-- STATED PROBLEM --
Return all lines where the word "image" can be found.

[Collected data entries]
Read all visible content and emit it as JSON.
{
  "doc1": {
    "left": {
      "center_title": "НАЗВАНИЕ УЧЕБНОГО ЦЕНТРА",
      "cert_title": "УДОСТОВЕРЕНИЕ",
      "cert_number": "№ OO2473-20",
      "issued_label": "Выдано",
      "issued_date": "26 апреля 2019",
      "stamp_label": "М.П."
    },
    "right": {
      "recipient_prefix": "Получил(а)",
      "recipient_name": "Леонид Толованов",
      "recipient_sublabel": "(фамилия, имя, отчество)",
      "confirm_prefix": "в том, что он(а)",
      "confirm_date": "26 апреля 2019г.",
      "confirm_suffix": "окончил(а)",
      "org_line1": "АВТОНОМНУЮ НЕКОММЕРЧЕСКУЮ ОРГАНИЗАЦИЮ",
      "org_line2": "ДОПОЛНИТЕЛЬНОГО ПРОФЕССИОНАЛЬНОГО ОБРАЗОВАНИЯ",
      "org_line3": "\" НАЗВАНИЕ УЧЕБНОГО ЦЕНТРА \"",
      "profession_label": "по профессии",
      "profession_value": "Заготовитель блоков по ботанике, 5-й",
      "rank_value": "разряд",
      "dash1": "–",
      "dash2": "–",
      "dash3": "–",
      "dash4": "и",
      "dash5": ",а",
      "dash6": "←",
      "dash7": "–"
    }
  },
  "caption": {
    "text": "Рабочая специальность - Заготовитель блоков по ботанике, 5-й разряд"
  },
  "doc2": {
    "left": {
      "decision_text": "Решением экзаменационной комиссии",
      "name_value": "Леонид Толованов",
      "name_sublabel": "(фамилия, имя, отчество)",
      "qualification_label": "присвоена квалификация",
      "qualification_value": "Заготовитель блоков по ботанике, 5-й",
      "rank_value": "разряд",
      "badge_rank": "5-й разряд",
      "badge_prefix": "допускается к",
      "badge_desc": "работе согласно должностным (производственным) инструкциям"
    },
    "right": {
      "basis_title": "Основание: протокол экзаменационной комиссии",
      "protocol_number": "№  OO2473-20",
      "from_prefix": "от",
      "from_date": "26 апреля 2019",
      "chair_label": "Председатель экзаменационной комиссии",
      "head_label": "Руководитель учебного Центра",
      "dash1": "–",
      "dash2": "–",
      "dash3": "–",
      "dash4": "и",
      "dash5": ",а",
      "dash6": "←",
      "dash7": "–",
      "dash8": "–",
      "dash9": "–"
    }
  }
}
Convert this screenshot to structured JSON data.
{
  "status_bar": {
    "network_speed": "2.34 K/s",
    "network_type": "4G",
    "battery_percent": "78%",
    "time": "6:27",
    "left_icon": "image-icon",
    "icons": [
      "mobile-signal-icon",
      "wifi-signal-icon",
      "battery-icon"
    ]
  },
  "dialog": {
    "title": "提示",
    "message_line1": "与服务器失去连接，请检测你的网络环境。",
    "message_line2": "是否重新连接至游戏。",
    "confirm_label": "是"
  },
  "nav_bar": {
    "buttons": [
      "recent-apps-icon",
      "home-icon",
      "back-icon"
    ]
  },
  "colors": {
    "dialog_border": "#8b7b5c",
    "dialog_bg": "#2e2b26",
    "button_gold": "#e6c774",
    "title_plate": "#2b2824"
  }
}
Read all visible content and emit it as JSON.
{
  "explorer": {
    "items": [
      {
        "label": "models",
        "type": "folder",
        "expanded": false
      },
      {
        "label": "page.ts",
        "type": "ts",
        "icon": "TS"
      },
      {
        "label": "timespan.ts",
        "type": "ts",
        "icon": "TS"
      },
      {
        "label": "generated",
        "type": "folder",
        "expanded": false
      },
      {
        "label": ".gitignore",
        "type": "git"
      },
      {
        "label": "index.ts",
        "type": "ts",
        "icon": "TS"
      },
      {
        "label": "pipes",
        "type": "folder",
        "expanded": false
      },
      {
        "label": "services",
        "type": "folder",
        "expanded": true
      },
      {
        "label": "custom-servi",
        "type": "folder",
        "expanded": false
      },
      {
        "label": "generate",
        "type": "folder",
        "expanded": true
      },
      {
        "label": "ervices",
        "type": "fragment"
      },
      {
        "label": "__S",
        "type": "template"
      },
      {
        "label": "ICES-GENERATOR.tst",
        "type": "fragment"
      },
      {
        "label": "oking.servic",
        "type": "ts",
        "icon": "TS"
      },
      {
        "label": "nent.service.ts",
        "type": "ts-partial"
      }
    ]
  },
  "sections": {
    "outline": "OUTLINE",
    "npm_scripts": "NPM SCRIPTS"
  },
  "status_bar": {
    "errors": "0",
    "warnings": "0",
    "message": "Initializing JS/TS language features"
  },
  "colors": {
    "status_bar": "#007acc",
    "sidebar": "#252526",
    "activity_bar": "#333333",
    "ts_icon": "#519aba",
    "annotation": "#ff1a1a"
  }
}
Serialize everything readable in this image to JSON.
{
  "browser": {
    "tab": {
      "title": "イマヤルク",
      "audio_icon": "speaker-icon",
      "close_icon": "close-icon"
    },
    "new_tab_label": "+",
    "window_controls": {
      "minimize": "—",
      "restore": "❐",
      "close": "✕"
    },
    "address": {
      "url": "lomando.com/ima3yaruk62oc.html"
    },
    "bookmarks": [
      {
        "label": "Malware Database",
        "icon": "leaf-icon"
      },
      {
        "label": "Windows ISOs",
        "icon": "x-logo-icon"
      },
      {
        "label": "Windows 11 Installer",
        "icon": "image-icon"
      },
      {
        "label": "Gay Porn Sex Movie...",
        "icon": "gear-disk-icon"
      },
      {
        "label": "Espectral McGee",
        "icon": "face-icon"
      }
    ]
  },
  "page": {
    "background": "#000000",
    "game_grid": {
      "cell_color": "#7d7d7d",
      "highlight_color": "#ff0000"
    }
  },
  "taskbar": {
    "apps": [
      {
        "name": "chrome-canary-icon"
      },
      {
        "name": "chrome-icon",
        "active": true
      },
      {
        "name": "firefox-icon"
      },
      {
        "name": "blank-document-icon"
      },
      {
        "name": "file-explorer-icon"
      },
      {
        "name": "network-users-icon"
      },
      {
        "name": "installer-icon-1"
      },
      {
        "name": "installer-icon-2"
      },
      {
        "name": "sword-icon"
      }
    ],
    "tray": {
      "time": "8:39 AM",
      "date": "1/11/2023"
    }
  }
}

-- WORKED ANSWER --
    "left_icon": "image-icon",
Serialize everything readable in this image to JSON.
        "icon": "image-icon"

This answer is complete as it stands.